• Request
All of the material below is to be restated word for word, apart from the pictures.
## start Given data
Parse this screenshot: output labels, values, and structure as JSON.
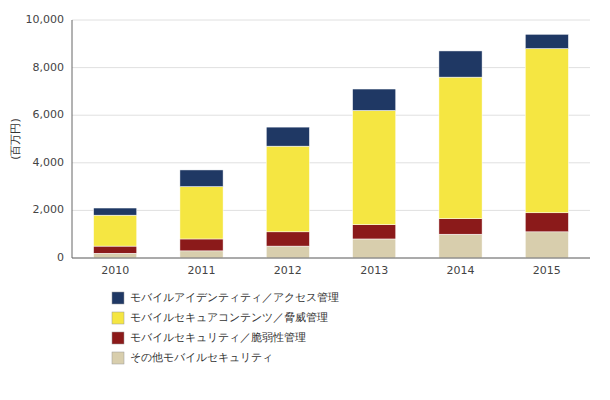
{
  "chart_data": {
    "type": "bar",
    "stacked": true,
    "categories": [
      "2010",
      "2011",
      "2012",
      "2013",
      "2014",
      "2015"
    ],
    "series": [
      {
        "name": "その他モバイルセキュリティ",
        "color": "#D8CEAD",
        "values": [
          200,
          300,
          500,
          800,
          1000,
          1100
        ]
      },
      {
        "name": "モバイルセキュリティ／脆弱性管理",
        "color": "#8B1A1A",
        "values": [
          300,
          500,
          600,
          600,
          650,
          800
        ]
      },
      {
        "name": "モバイルセキュアコンテンツ／脅威管理",
        "color": "#F5E642",
        "values": [
          1300,
          2200,
          3600,
          4800,
          5950,
          6900
        ]
      },
      {
        "name": "モバイルアイデンティティ／アクセス管理",
        "color": "#1F3864",
        "values": [
          300,
          700,
          800,
          900,
          1100,
          600
        ]
      }
    ],
    "ylabel": "(百万円)",
    "ylim": [
      0,
      10000
    ],
    "yticks": [
      0,
      {
        "value": 2000,
        "label": "2,000"
      },
      {
        "value": 4000,
        "label": "4,000"
      },
      {
        "value": 6000,
        "label": "6,000"
      },
      {
        "value": 8000,
        "label": "8,000"
      },
      {
        "value": 10000,
        "label": "10,000"
      }
    ],
    "grid": true,
    "legend": "bottom"
  }
}
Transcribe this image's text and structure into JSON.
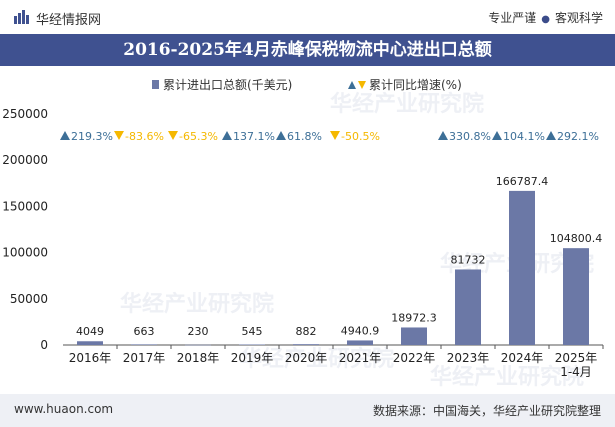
{
  "header": {
    "brand": "华经情报网",
    "tagline_left": "专业严谨",
    "tagline_right": "客观科学"
  },
  "footer": {
    "url": "www.huaon.com",
    "source": "数据来源：中国海关，华经产业研究院整理"
  },
  "watermark": "华经产业研究院",
  "colors": {
    "title_bg": "#3f5190",
    "bar": "#6b78a6",
    "up": "#3d6f97",
    "down": "#f5b800",
    "footer_bg": "#eef0f5"
  },
  "chart_data": {
    "type": "bar",
    "title": "2016-2025年4月赤峰保税物流中心进出口总额",
    "legend": {
      "bar_label": "累计进出口总额(千美元)",
      "growth_label": "累计同比增速(%)"
    },
    "categories": [
      "2016年",
      "2017年",
      "2018年",
      "2019年",
      "2020年",
      "2021年",
      "2022年",
      "2023年",
      "2024年",
      "2025年\n1-4月"
    ],
    "values": [
      4049,
      663,
      230,
      545,
      882,
      4940.9,
      18972.3,
      81732,
      166787.4,
      104800.4
    ],
    "value_labels": [
      "4049",
      "663",
      "230",
      "545",
      "882",
      "4940.9",
      "18972.3",
      "81732",
      "166787.4",
      "104800.4"
    ],
    "growth": [
      219.3,
      -83.6,
      -65.3,
      137.1,
      61.8,
      -50.5,
      null,
      330.8,
      104.1,
      292.1
    ],
    "growth_labels": [
      "219.3%",
      "-83.6%",
      "-65.3%",
      "137.1%",
      "61.8%",
      "-50.5%",
      "",
      "330.8%",
      "104.1%",
      "292.1%"
    ],
    "yticks": [
      "250000",
      "200000",
      "150000",
      "100000",
      "50000",
      "0"
    ],
    "ylim": [
      0,
      250000
    ]
  }
}
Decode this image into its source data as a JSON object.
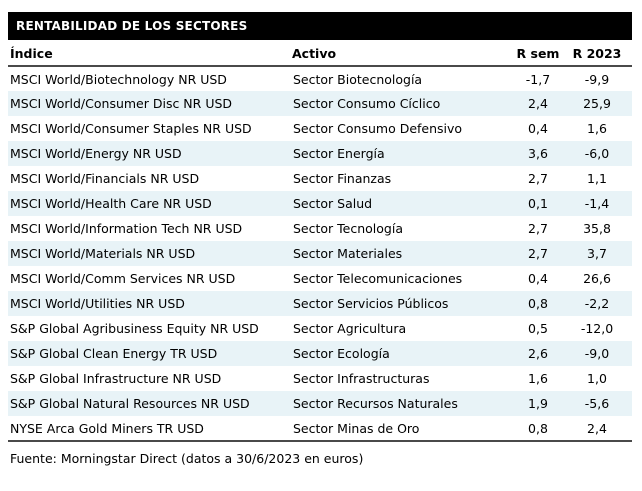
{
  "title": "RENTABILIDAD DE LOS SECTORES",
  "table": {
    "columns": [
      "Índice",
      "Activo",
      "R sem",
      "R 2023"
    ],
    "rows": [
      {
        "indice": "MSCI World/Biotechnology NR USD",
        "activo": "Sector Biotecnología",
        "r_sem": "-1,7",
        "r_2023": "-9,9"
      },
      {
        "indice": "MSCI World/Consumer Disc NR USD",
        "activo": "Sector Consumo Cíclico",
        "r_sem": "2,4",
        "r_2023": "25,9"
      },
      {
        "indice": "MSCI World/Consumer Staples NR USD",
        "activo": "Sector Consumo Defensivo",
        "r_sem": "0,4",
        "r_2023": "1,6"
      },
      {
        "indice": "MSCI World/Energy NR USD",
        "activo": "Sector Energía",
        "r_sem": "3,6",
        "r_2023": "-6,0"
      },
      {
        "indice": "MSCI World/Financials NR USD",
        "activo": "Sector Finanzas",
        "r_sem": "2,7",
        "r_2023": "1,1"
      },
      {
        "indice": "MSCI World/Health Care NR USD",
        "activo": "Sector Salud",
        "r_sem": "0,1",
        "r_2023": "-1,4"
      },
      {
        "indice": "MSCI World/Information Tech NR USD",
        "activo": "Sector Tecnología",
        "r_sem": "2,7",
        "r_2023": "35,8"
      },
      {
        "indice": "MSCI World/Materials NR USD",
        "activo": "Sector Materiales",
        "r_sem": "2,7",
        "r_2023": "3,7"
      },
      {
        "indice": "MSCI World/Comm Services NR USD",
        "activo": "Sector Telecomunicaciones",
        "r_sem": "0,4",
        "r_2023": "26,6"
      },
      {
        "indice": "MSCI World/Utilities NR USD",
        "activo": "Sector Servicios Públicos",
        "r_sem": "0,8",
        "r_2023": "-2,2"
      },
      {
        "indice": "S&P Global Agribusiness Equity NR USD",
        "activo": "Sector Agricultura",
        "r_sem": "0,5",
        "r_2023": "-12,0"
      },
      {
        "indice": "S&P Global Clean Energy TR USD",
        "activo": "Sector Ecología",
        "r_sem": "2,6",
        "r_2023": "-9,0"
      },
      {
        "indice": "S&P Global Infrastructure NR USD",
        "activo": "Sector Infrastructuras",
        "r_sem": "1,6",
        "r_2023": "1,0"
      },
      {
        "indice": "S&P Global Natural Resources NR USD",
        "activo": "Sector Recursos Naturales",
        "r_sem": "1,9",
        "r_2023": "-5,6"
      },
      {
        "indice": "NYSE Arca Gold Miners TR USD",
        "activo": "Sector Minas de Oro",
        "r_sem": "0,8",
        "r_2023": "2,4"
      }
    ]
  },
  "footer": "Fuente: Morningstar Direct (datos a 30/6/2023 en euros)",
  "colors": {
    "header_bg": "#000000",
    "header_text": "#ffffff",
    "row_alt": "#e8f3f7",
    "rule": "#4a4a4a",
    "text": "#000000"
  }
}
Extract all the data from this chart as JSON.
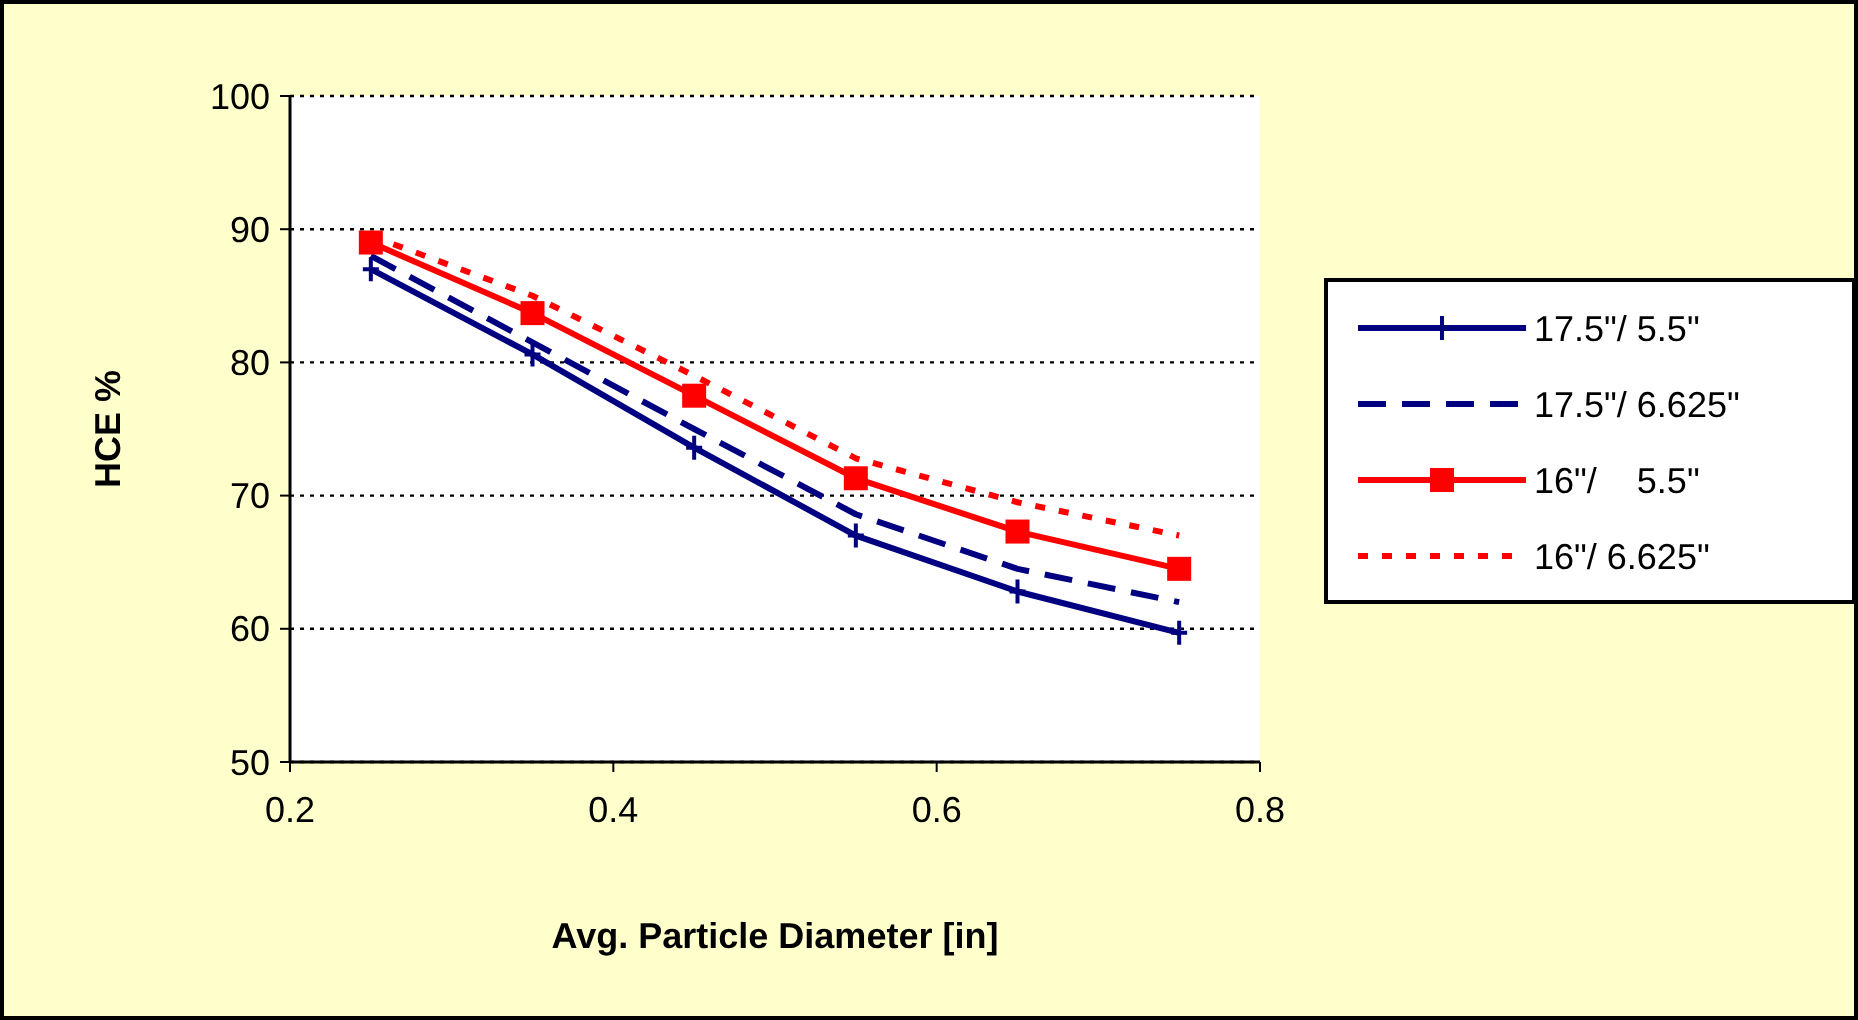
{
  "chart_data": {
    "type": "line",
    "xlabel": "Avg. Particle Diameter [in]",
    "ylabel": "HCE %",
    "x": [
      0.25,
      0.35,
      0.45,
      0.55,
      0.65,
      0.75
    ],
    "xlim": [
      0.2,
      0.8
    ],
    "xticks": [
      {
        "value": 0.2,
        "label": "0.2"
      },
      {
        "value": 0.4,
        "label": "0.4"
      },
      {
        "value": 0.6,
        "label": "0.6"
      },
      {
        "value": 0.8,
        "label": "0.8"
      }
    ],
    "ylim": [
      50,
      100
    ],
    "yticks": [
      50,
      60,
      70,
      80,
      90,
      100
    ],
    "grid": "y",
    "legend": "right",
    "series": [
      {
        "name": "17.5\"/ 5.5\"",
        "color": "#000080",
        "marker": "cross",
        "line_style": "solid",
        "values": [
          87,
          80.6,
          73.6,
          67,
          62.8,
          59.7
        ]
      },
      {
        "name": "17.5\"/ 6.625\"",
        "color": "#000080",
        "marker": "none",
        "line_style": "dashed",
        "values": [
          88,
          81.5,
          75,
          68.6,
          64.5,
          62
        ]
      },
      {
        "name": "16\"/    5.5\"",
        "color": "#ff0000",
        "marker": "square",
        "line_style": "solid",
        "values": [
          89,
          83.7,
          77.5,
          71.3,
          67.3,
          64.5
        ]
      },
      {
        "name": "16\"/ 6.625\"",
        "color": "#ff0000",
        "marker": "none",
        "line_style": "dotted",
        "values": [
          89.5,
          85,
          79,
          72.8,
          69.5,
          67
        ]
      }
    ]
  }
}
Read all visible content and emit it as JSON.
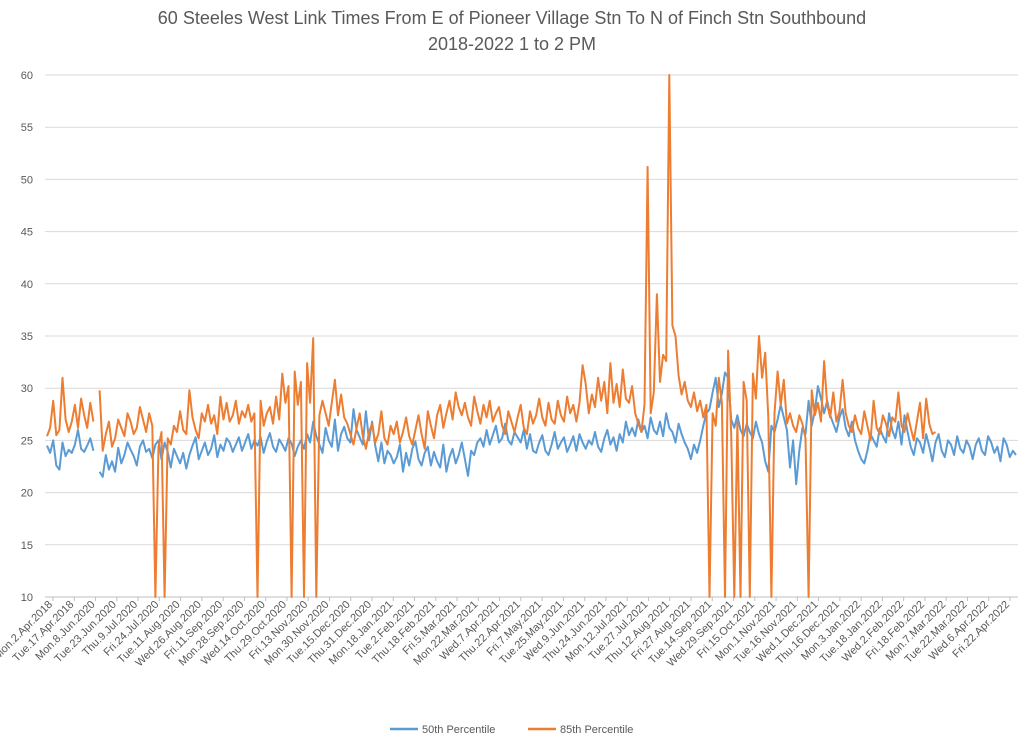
## end Given data
• Solution for this problem
Parse this screenshot: output labels, values, and structure as JSON.
{
  "chart_data": {
    "type": "bar",
    "stacked": true,
    "categories": [
      "2010",
      "2011",
      "2012",
      "2013",
      "2014",
      "2015"
    ],
    "series": [
      {
        "name": "その他モバイルセキュリティ",
        "color": "#D8CEAD",
        "values": [
          200,
          300,
          500,
          800,
          1000,
          1100
        ]
      },
      {
        "name": "モバイルセキュリティ／脆弱性管理",
        "color": "#8B1A1A",
        "values": [
          300,
          500,
          600,
          600,
          650,
          800
        ]
      },
      {
        "name": "モバイルセキュアコンテンツ／脅威管理",
        "color": "#F5E642",
        "values": [
          1300,
          2200,
          3600,
          4800,
          5950,
          6900
        ]
      },
      {
        "name": "モバイルアイデンティティ／アクセス管理",
        "color": "#1F3864",
        "values": [
          300,
          700,
          800,
          900,
          1100,
          600
        ]
      }
    ],
    "ylabel": "(百万円)",
    "ylim": [
      0,
      10000
    ],
    "yticks": [
      0,
      {
        "value": 2000,
        "label": "2,000"
      },
      {
        "value": 4000,
        "label": "4,000"
      },
      {
        "value": 6000,
        "label": "6,000"
      },
      {
        "value": 8000,
        "label": "8,000"
      },
      {
        "value": 10000,
        "label": "10,000"
      }
    ],
    "grid": true,
    "legend": "bottom"
  }
}
Transcribe this image's text and structure into JSON.
{
  "header": {
    "brand": "华经情报网",
    "tagline_left": "专业严谨",
    "tagline_right": "客观科学"
  },
  "footer": {
    "url": "www.huaon.com",
    "source": "数据来源：中国海关，华经产业研究院整理"
  },
  "watermark": "华经产业研究院",
  "colors": {
    "title_bg": "#3f5190",
    "bar": "#6b78a6",
    "up": "#3d6f97",
    "down": "#f5b800",
    "footer_bg": "#eef0f5"
  },
  "chart_data": {
    "type": "bar",
    "title": "2016-2025年4月赤峰保税物流中心进出口总额",
    "legend": {
      "bar_label": "累计进出口总额(千美元)",
      "growth_label": "累计同比增速(%)"
    },
    "categories": [
      "2016年",
      "2017年",
      "2018年",
      "2019年",
      "2020年",
      "2021年",
      "2022年",
      "2023年",
      "2024年",
      "2025年\n1-4月"
    ],
    "values": [
      4049,
      663,
      230,
      545,
      882,
      4940.9,
      18972.3,
      81732,
      166787.4,
      104800.4
    ],
    "value_labels": [
      "4049",
      "663",
      "230",
      "545",
      "882",
      "4940.9",
      "18972.3",
      "81732",
      "166787.4",
      "104800.4"
    ],
    "growth": [
      219.3,
      -83.6,
      -65.3,
      137.1,
      61.8,
      -50.5,
      null,
      330.8,
      104.1,
      292.1
    ],
    "growth_labels": [
      "219.3%",
      "-83.6%",
      "-65.3%",
      "137.1%",
      "61.8%",
      "-50.5%",
      "",
      "330.8%",
      "104.1%",
      "292.1%"
    ],
    "yticks": [
      "250000",
      "200000",
      "150000",
      "100000",
      "50000",
      "0"
    ],
    "ylim": [
      0,
      250000
    ]
  }
}
Decode this image into its source data as a JSON object.
{
  "title": "RENTABILIDAD DE LOS SECTORES",
  "table": {
    "columns": [
      "Índice",
      "Activo",
      "R sem",
      "R 2023"
    ],
    "rows": [
      {
        "indice": "MSCI World/Biotechnology NR USD",
        "activo": "Sector Biotecnología",
        "r_sem": "-1,7",
        "r_2023": "-9,9"
      },
      {
        "indice": "MSCI World/Consumer Disc NR USD",
        "activo": "Sector Consumo Cíclico",
        "r_sem": "2,4",
        "r_2023": "25,9"
      },
      {
        "indice": "MSCI World/Consumer Staples NR USD",
        "activo": "Sector Consumo Defensivo",
        "r_sem": "0,4",
        "r_2023": "1,6"
      },
      {
        "indice": "MSCI World/Energy NR USD",
        "activo": "Sector Energía",
        "r_sem": "3,6",
        "r_2023": "-6,0"
      },
      {
        "indice": "MSCI World/Financials NR USD",
        "activo": "Sector Finanzas",
        "r_sem": "2,7",
        "r_2023": "1,1"
      },
      {
        "indice": "MSCI World/Health Care NR USD",
        "activo": "Sector Salud",
        "r_sem": "0,1",
        "r_2023": "-1,4"
      },
      {
        "indice": "MSCI World/Information Tech NR USD",
        "activo": "Sector Tecnología",
        "r_sem": "2,7",
        "r_2023": "35,8"
      },
      {
        "indice": "MSCI World/Materials NR USD",
        "activo": "Sector Materiales",
        "r_sem": "2,7",
        "r_2023": "3,7"
      },
      {
        "indice": "MSCI World/Comm Services NR USD",
        "activo": "Sector Telecomunicaciones",
        "r_sem": "0,4",
        "r_2023": "26,6"
      },
      {
        "indice": "MSCI World/Utilities NR USD",
        "activo": "Sector Servicios Públicos",
        "r_sem": "0,8",
        "r_2023": "-2,2"
      },
      {
        "indice": "S&P Global Agribusiness Equity NR USD",
        "activo": "Sector Agricultura",
        "r_sem": "0,5",
        "r_2023": "-12,0"
      },
      {
        "indice": "S&P Global Clean Energy TR USD",
        "activo": "Sector Ecología",
        "r_sem": "2,6",
        "r_2023": "-9,0"
      },
      {
        "indice": "S&P Global Infrastructure NR USD",
        "activo": "Sector Infrastructuras",
        "r_sem": "1,6",
        "r_2023": "1,0"
      },
      {
        "indice": "S&P Global Natural Resources NR USD",
        "activo": "Sector Recursos Naturales",
        "r_sem": "1,9",
        "r_2023": "-5,6"
      },
      {
        "indice": "NYSE Arca Gold Miners TR USD",
        "activo": "Sector Minas de Oro",
        "r_sem": "0,8",
        "r_2023": "2,4"
      }
    ]
  },
  "footer": "Fuente: Morningstar Direct (datos a 30/6/2023 en euros)",
  "colors": {
    "header_bg": "#000000",
    "header_text": "#ffffff",
    "row_alt": "#e8f3f7",
    "rule": "#4a4a4a",
    "text": "#000000"
  }
}
Extract all the data from this chart as JSON.
{
  "chart_data": {
    "type": "line",
    "xlabel": "Avg. Particle Diameter [in]",
    "ylabel": "HCE %",
    "x": [
      0.25,
      0.35,
      0.45,
      0.55,
      0.65,
      0.75
    ],
    "xlim": [
      0.2,
      0.8
    ],
    "xticks": [
      {
        "value": 0.2,
        "label": "0.2"
      },
      {
        "value": 0.4,
        "label": "0.4"
      },
      {
        "value": 0.6,
        "label": "0.6"
      },
      {
        "value": 0.8,
        "label": "0.8"
      }
    ],
    "ylim": [
      50,
      100
    ],
    "yticks": [
      50,
      60,
      70,
      80,
      90,
      100
    ],
    "grid": "y",
    "legend": "right",
    "series": [
      {
        "name": "17.5\"/ 5.5\"",
        "color": "#000080",
        "marker": "cross",
        "line_style": "solid",
        "values": [
          87,
          80.6,
          73.6,
          67,
          62.8,
          59.7
        ]
      },
      {
        "name": "17.5\"/ 6.625\"",
        "color": "#000080",
        "marker": "none",
        "line_style": "dashed",
        "values": [
          88,
          81.5,
          75,
          68.6,
          64.5,
          62
        ]
      },
      {
        "name": "16\"/    5.5\"",
        "color": "#ff0000",
        "marker": "square",
        "line_style": "solid",
        "values": [
          89,
          83.7,
          77.5,
          71.3,
          67.3,
          64.5
        ]
      },
      {
        "name": "16\"/ 6.625\"",
        "color": "#ff0000",
        "marker": "none",
        "line_style": "dotted",
        "values": [
          89.5,
          85,
          79,
          72.8,
          69.5,
          67
        ]
      }
    ]
  }
}
Read all visible content and emit it as JSON.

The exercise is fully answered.